Exercise description: Filter the records below down to lines containing "определение".

Data:
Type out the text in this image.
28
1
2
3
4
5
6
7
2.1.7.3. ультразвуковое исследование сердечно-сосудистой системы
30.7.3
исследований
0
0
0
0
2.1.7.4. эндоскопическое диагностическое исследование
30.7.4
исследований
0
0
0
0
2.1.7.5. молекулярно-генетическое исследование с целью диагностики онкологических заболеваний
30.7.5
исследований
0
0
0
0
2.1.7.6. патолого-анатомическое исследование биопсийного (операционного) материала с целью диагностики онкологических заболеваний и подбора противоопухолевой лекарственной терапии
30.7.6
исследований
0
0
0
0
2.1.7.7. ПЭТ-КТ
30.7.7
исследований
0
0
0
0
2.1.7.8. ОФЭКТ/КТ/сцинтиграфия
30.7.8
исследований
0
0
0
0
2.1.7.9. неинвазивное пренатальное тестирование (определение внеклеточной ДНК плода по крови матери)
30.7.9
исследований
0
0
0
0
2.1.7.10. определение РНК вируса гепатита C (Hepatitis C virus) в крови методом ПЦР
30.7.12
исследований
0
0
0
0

Expected answer:
2.1.7.9. неинвазивное пренатальное тестирование (определение внеклеточной ДНК плода по крови матери)
2.1.7.10. определение РНК вируса гепатита C (Hepatitis C virus) в крови методом ПЦР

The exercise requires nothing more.